**Records**:
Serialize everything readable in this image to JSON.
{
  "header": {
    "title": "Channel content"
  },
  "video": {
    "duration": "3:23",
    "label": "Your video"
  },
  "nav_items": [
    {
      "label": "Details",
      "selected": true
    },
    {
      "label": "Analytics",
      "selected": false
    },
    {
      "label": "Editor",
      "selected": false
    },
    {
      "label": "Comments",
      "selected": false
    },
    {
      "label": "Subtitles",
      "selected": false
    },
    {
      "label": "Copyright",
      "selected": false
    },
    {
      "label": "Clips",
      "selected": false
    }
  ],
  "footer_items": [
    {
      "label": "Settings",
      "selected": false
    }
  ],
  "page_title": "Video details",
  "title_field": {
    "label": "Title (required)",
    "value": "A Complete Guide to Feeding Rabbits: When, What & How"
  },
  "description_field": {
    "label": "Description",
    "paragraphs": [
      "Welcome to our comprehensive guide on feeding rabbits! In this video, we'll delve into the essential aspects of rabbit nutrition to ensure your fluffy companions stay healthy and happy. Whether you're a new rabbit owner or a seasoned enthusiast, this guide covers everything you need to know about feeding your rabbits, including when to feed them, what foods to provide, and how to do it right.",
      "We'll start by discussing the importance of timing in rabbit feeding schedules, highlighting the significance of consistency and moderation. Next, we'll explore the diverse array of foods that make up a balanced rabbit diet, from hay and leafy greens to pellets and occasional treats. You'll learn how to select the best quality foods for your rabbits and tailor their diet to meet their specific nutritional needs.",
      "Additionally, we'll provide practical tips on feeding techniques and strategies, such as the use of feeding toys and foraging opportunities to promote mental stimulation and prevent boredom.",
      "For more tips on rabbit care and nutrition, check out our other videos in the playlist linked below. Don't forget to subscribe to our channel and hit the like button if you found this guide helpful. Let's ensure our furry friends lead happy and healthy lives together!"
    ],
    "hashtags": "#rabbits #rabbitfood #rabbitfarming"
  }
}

**Given problem**:
Search the records for the word "provide" and copy every line where it occurs.

**Exercise output**:
      "Welcome to our comprehensive guide on feeding rabbits! In this video, we'll delve into the essential aspects of rabbit nutrition to ensure your fluffy companions stay healthy and happy. Whether you're a new rabbit owner or a seasoned enthusiast, this guide covers everything you need to know about feeding your rabbits, including when to feed them, what foods to provide, and how to do it right.",
      "Additionally, we'll provide practical tips on feeding techniques and strategies, such as the use of feeding toys and foraging opportunities to promote mental stimulation and prevent boredom.",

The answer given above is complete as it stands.